## [EXERCISE PROMPT]
Copy all of the material word for word, except for the pictures.

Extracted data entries
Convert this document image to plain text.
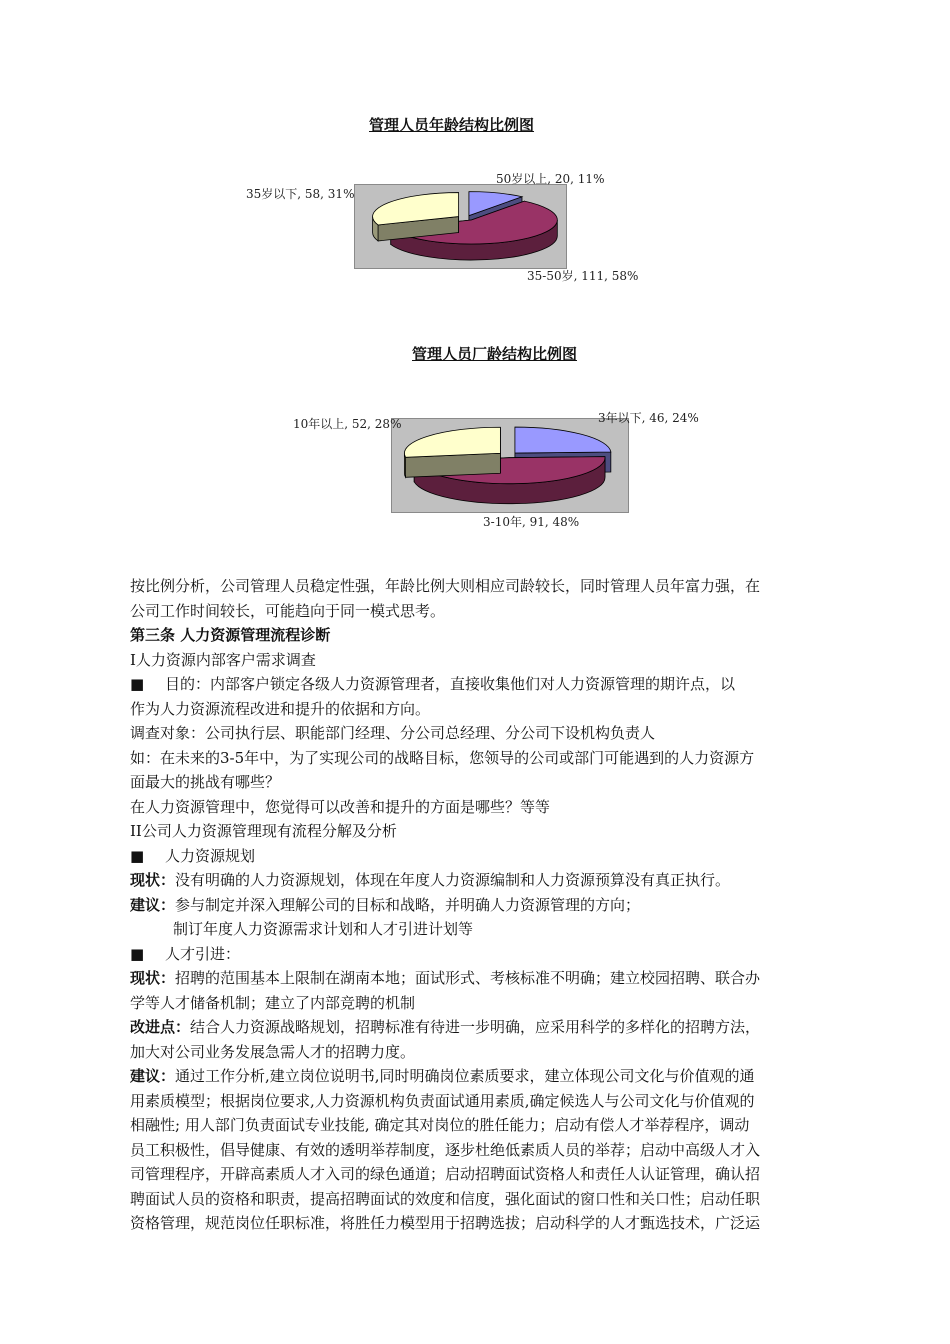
管理人员年龄结构比例图
50岁以上, 20, 11%
35-50岁, 111, 58%
35岁以下, 58, 31%
管理人员厂龄结构比例图
3年以下, 46, 24%
3-10年, 91, 48%
10年以上, 52, 28%

按比例分析，公司管理人员稳定性强，年龄比例大则相应司龄较长，同时管理人员年富力强，在

公司工作时间较长，可能趋向于同一模式思考。

第三条 人力资源管理流程诊断

I人力资源内部客户需求调查

■ 目的：内部客户锁定各级人力资源管理者，直接收集他们对人力资源管理的期许点，以

作为人力资源流程改进和提升的依据和方向。

调查对象：公司执行层、职能部门经理、分公司总经理、分公司下设机构负责人

如：在未来的3-5年中，为了实现公司的战略目标，您领导的公司或部门可能遇到的人力资源方

面最大的挑战有哪些？

在人力资源管理中，您觉得可以改善和提升的方面是哪些？等等

II公司人力资源管理现有流程分解及分析

■ 人力资源规划

现状：没有明确的人力资源规划，体现在年度人力资源编制和人力资源预算没有真正执行。

建议：参与制定并深入理解公司的目标和战略，并明确人力资源管理的方向；

制订年度人力资源需求计划和人才引进计划等

■ 人才引进：

现状：招聘的范围基本上限制在湖南本地；面试形式、考核标准不明确；建立校园招聘、联合办

学等人才储备机制；建立了内部竞聘的机制

改进点：结合人力资源战略规划，招聘标准有待进一步明确，应采用科学的多样化的招聘方法，

加大对公司业务发展急需人才的招聘力度。

建议：通过工作分析,建立岗位说明书,同时明确岗位素质要求，建立体现公司文化与价值观的通

用素质模型；根据岗位要求,人力资源机构负责面试通用素质,确定候选人与公司文化与价值观的

相融性; 用人部门负责面试专业技能, 确定其对岗位的胜任能力；启动有偿人才举荐程序，调动

员工积极性，倡导健康、有效的透明举荐制度，逐步杜绝低素质人员的举荐；启动中高级人才入

司管理程序，开辟高素质人才入司的绿色通道；启动招聘面试资格人和责任人认证管理，确认招

聘面试人员的资格和职责，提高招聘面试的效度和信度，强化面试的窗口性和关口性；启动任职

资格管理，规范岗位任职标准，将胜任力模型用于招聘选拔；启动科学的人才甄选技术，广泛运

## [REPLY]
Convert this document image to plain text.
管理人员年龄结构比例图
50岁以上, 20, 11%
35-50岁, 111, 58%
35岁以下, 58, 31%
管理人员厂龄结构比例图
3年以下, 46, 24%
3-10年, 91, 48%
10年以上, 52, 28%

按比例分析，公司管理人员稳定性强，年龄比例大则相应司龄较长，同时管理人员年富力强，在

公司工作时间较长，可能趋向于同一模式思考。

第三条 人力资源管理流程诊断

I人力资源内部客户需求调查

■ 目的：内部客户锁定各级人力资源管理者，直接收集他们对人力资源管理的期许点，以

作为人力资源流程改进和提升的依据和方向。

调查对象：公司执行层、职能部门经理、分公司总经理、分公司下设机构负责人

如：在未来的3-5年中，为了实现公司的战略目标，您领导的公司或部门可能遇到的人力资源方

面最大的挑战有哪些？

在人力资源管理中，您觉得可以改善和提升的方面是哪些？等等

II公司人力资源管理现有流程分解及分析

■ 人力资源规划

现状：没有明确的人力资源规划，体现在年度人力资源编制和人力资源预算没有真正执行。

建议：参与制定并深入理解公司的目标和战略，并明确人力资源管理的方向；

制订年度人力资源需求计划和人才引进计划等

■ 人才引进：

现状：招聘的范围基本上限制在湖南本地；面试形式、考核标准不明确；建立校园招聘、联合办

学等人才储备机制；建立了内部竞聘的机制

改进点：结合人力资源战略规划，招聘标准有待进一步明确，应采用科学的多样化的招聘方法，

加大对公司业务发展急需人才的招聘力度。

建议：通过工作分析,建立岗位说明书,同时明确岗位素质要求，建立体现公司文化与价值观的通

用素质模型；根据岗位要求,人力资源机构负责面试通用素质,确定候选人与公司文化与价值观的

相融性; 用人部门负责面试专业技能, 确定其对岗位的胜任能力；启动有偿人才举荐程序，调动

员工积极性，倡导健康、有效的透明举荐制度，逐步杜绝低素质人员的举荐；启动中高级人才入

司管理程序，开辟高素质人才入司的绿色通道；启动招聘面试资格人和责任人认证管理，确认招

聘面试人员的资格和职责，提高招聘面试的效度和信度，强化面试的窗口性和关口性；启动任职

资格管理，规范岗位任职标准，将胜任力模型用于招聘选拔；启动科学的人才甄选技术，广泛运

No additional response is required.